— START SOURCE RECORDS —

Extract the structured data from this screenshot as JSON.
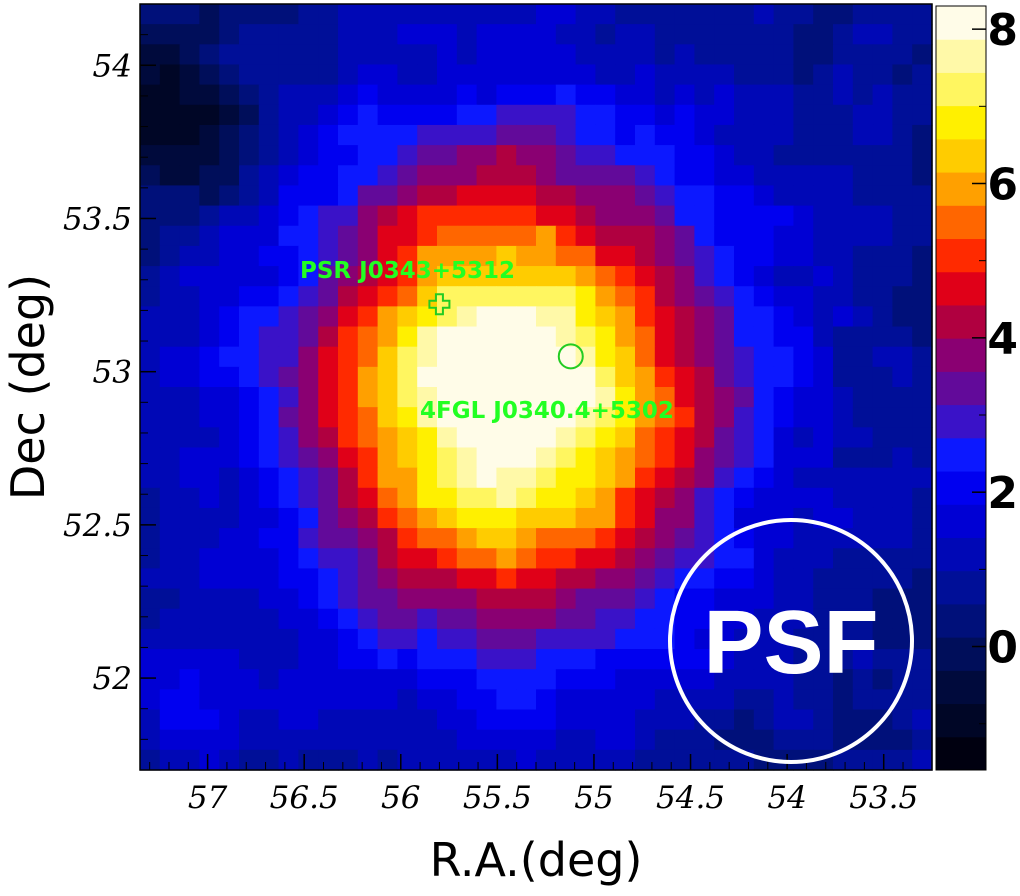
{
  "chart_data": {
    "type": "heatmap",
    "xlabel": "R.A.(deg)",
    "ylabel": "Dec (deg)",
    "xlim": [
      57.35,
      53.25
    ],
    "ylim": [
      51.7,
      54.2
    ],
    "x_ticks": [
      "57",
      "56.5",
      "56",
      "55.5",
      "55",
      "54.5",
      "54",
      "53.5"
    ],
    "x_tick_values": [
      57,
      56.5,
      56,
      55.5,
      55,
      54.5,
      54,
      53.5
    ],
    "y_ticks": [
      "54",
      "53.5",
      "53",
      "52.5",
      "52"
    ],
    "y_tick_values": [
      54,
      53.5,
      53,
      52.5,
      52
    ],
    "colorbar": {
      "min": -1.6,
      "max": 8.3,
      "tick_labels": [
        "0",
        "2",
        "4",
        "6",
        "8"
      ],
      "tick_values": [
        0,
        2,
        4,
        6,
        8
      ],
      "colors": [
        "#000010",
        "#000626",
        "#000a3c",
        "#000e5a",
        "#00107a",
        "#000f98",
        "#0008b6",
        "#0000d4",
        "#0000f0",
        "#0c18ff",
        "#3a12c8",
        "#620a9a",
        "#8a0072",
        "#b00040",
        "#e00018",
        "#ff2a00",
        "#ff6600",
        "#ffa000",
        "#ffcc00",
        "#fff000",
        "#fff660",
        "#fff9a8",
        "#fffce8"
      ]
    },
    "peak": {
      "ra": 55.45,
      "dec": 52.93,
      "value": 8.1
    },
    "grid": false,
    "annotations": [
      {
        "text": "PSR J0343+5312",
        "ra": 55.8,
        "dec": 53.22,
        "marker": "cross"
      },
      {
        "text": "4FGL J0340.4+5302",
        "ra": 55.12,
        "dec": 53.05,
        "marker": "circle"
      },
      {
        "text": "PSF",
        "position": "bottom-right",
        "marker": "large-circle"
      }
    ]
  }
}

— END SOURCE RECORDS —

#### [WHAT YOU SHOULD DO]
List each line of the entries that holds the string "marker".

#### [FINAL ANSWER]
        "marker": "cross"
        "marker": "circle"
        "marker": "large-circle"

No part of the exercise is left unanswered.